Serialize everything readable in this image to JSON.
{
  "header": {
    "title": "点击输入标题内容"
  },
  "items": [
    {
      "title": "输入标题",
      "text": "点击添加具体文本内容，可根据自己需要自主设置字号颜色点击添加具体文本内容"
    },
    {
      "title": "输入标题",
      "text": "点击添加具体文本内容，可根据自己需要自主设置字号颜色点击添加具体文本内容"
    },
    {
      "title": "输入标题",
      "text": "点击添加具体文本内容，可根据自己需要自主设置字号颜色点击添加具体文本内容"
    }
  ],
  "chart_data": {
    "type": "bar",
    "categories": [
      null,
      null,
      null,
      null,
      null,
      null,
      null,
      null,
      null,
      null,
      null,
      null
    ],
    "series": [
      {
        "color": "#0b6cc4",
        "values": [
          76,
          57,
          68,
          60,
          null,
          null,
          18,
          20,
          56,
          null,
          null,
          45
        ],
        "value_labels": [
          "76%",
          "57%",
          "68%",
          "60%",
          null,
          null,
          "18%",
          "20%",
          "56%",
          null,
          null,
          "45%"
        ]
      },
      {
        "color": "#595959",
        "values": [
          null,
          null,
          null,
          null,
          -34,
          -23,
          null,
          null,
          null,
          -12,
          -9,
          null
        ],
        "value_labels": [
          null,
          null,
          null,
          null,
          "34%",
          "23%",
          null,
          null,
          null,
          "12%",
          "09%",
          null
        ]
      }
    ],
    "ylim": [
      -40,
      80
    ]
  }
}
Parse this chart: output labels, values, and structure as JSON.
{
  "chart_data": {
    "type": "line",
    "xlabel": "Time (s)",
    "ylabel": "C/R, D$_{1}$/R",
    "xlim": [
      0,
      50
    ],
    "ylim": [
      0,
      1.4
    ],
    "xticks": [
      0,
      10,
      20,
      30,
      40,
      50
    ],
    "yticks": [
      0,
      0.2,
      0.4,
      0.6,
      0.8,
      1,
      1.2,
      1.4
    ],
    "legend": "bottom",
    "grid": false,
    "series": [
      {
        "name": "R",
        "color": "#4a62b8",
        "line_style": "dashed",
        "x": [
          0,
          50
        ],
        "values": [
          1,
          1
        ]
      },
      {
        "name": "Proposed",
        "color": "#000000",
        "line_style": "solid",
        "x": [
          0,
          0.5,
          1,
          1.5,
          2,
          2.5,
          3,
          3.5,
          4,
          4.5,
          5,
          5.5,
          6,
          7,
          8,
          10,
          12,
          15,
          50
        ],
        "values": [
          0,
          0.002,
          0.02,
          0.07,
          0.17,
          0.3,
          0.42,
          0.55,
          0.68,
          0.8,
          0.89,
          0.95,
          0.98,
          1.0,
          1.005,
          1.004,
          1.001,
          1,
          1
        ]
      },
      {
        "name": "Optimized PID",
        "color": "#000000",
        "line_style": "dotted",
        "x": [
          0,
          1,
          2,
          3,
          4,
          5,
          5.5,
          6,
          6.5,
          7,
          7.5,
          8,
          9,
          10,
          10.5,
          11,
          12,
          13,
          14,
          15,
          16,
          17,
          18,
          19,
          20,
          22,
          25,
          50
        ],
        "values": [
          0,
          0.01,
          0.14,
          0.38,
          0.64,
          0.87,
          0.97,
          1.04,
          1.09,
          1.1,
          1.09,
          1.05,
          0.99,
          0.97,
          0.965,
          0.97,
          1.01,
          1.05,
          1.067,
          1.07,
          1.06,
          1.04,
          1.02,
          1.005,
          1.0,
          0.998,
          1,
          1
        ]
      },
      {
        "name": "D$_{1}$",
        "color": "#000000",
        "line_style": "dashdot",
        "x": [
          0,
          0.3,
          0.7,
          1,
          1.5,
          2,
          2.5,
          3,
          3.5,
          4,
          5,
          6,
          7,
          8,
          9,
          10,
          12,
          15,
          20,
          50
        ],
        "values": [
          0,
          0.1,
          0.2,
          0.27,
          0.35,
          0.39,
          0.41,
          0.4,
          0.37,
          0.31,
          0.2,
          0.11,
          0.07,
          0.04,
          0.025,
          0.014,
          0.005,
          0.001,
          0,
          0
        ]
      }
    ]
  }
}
********************
Set problem
Repeat the data above exactly.

Response
Serialize everything readable in this image to JSON.
{
  "header": {
    "title": "点击输入标题内容"
  },
  "items": [
    {
      "title": "输入标题",
      "text": "点击添加具体文本内容，可根据自己需要自主设置字号颜色点击添加具体文本内容"
    },
    {
      "title": "输入标题",
      "text": "点击添加具体文本内容，可根据自己需要自主设置字号颜色点击添加具体文本内容"
    },
    {
      "title": "输入标题",
      "text": "点击添加具体文本内容，可根据自己需要自主设置字号颜色点击添加具体文本内容"
    }
  ],
  "chart_data": {
    "type": "bar",
    "categories": [
      null,
      null,
      null,
      null,
      null,
      null,
      null,
      null,
      null,
      null,
      null,
      null
    ],
    "series": [
      {
        "color": "#0b6cc4",
        "values": [
          76,
          57,
          68,
          60,
          null,
          null,
          18,
          20,
          56,
          null,
          null,
          45
        ],
        "value_labels": [
          "76%",
          "57%",
          "68%",
          "60%",
          null,
          null,
          "18%",
          "20%",
          "56%",
          null,
          null,
          "45%"
        ]
      },
      {
        "color": "#595959",
        "values": [
          null,
          null,
          null,
          null,
          -34,
          -23,
          null,
          null,
          null,
          -12,
          -9,
          null
        ],
        "value_labels": [
          null,
          null,
          null,
          null,
          "34%",
          "23%",
          null,
          null,
          null,
          "12%",
          "09%",
          null
        ]
      }
    ],
    "ylim": [
      -40,
      80
    ]
  }
}
Parse this chart: output labels, values, and structure as JSON.
{
  "chart_data": {
    "type": "line",
    "xlabel": "Time (s)",
    "ylabel": "C/R, D$_{1}$/R",
    "xlim": [
      0,
      50
    ],
    "ylim": [
      0,
      1.4
    ],
    "xticks": [
      0,
      10,
      20,
      30,
      40,
      50
    ],
    "yticks": [
      0,
      0.2,
      0.4,
      0.6,
      0.8,
      1,
      1.2,
      1.4
    ],
    "legend": "bottom",
    "grid": false,
    "series": [
      {
        "name": "R",
        "color": "#4a62b8",
        "line_style": "dashed",
        "x": [
          0,
          50
        ],
        "values": [
          1,
          1
        ]
      },
      {
        "name": "Proposed",
        "color": "#000000",
        "line_style": "solid",
        "x": [
          0,
          0.5,
          1,
          1.5,
          2,
          2.5,
          3,
          3.5,
          4,
          4.5,
          5,
          5.5,
          6,
          7,
          8,
          10,
          12,
          15,
          50
        ],
        "values": [
          0,
          0.002,
          0.02,
          0.07,
          0.17,
          0.3,
          0.42,
          0.55,
          0.68,
          0.8,
          0.89,
          0.95,
          0.98,
          1.0,
          1.005,
          1.004,
          1.001,
          1,
          1
        ]
      },
      {
        "name": "Optimized PID",
        "color": "#000000",
        "line_style": "dotted",
        "x": [
          0,
          1,
          2,
          3,
          4,
          5,
          5.5,
          6,
          6.5,
          7,
          7.5,
          8,
          9,
          10,
          10.5,
          11,
          12,
          13,
          14,
          15,
          16,
          17,
          18,
          19,
          20,
          22,
          25,
          50
        ],
        "values": [
          0,
          0.01,
          0.14,
          0.38,
          0.64,
          0.87,
          0.97,
          1.04,
          1.09,
          1.1,
          1.09,
          1.05,
          0.99,
          0.97,
          0.965,
          0.97,
          1.01,
          1.05,
          1.067,
          1.07,
          1.06,
          1.04,
          1.02,
          1.005,
          1.0,
          0.998,
          1,
          1
        ]
      },
      {
        "name": "D$_{1}$",
        "color": "#000000",
        "line_style": "dashdot",
        "x": [
          0,
          0.3,
          0.7,
          1,
          1.5,
          2,
          2.5,
          3,
          3.5,
          4,
          5,
          6,
          7,
          8,
          9,
          10,
          12,
          15,
          20,
          50
        ],
        "values": [
          0,
          0.1,
          0.2,
          0.27,
          0.35,
          0.39,
          0.41,
          0.4,
          0.37,
          0.31,
          0.2,
          0.11,
          0.07,
          0.04,
          0.025,
          0.014,
          0.005,
          0.001,
          0,
          0
        ]
      }
    ]
  }
}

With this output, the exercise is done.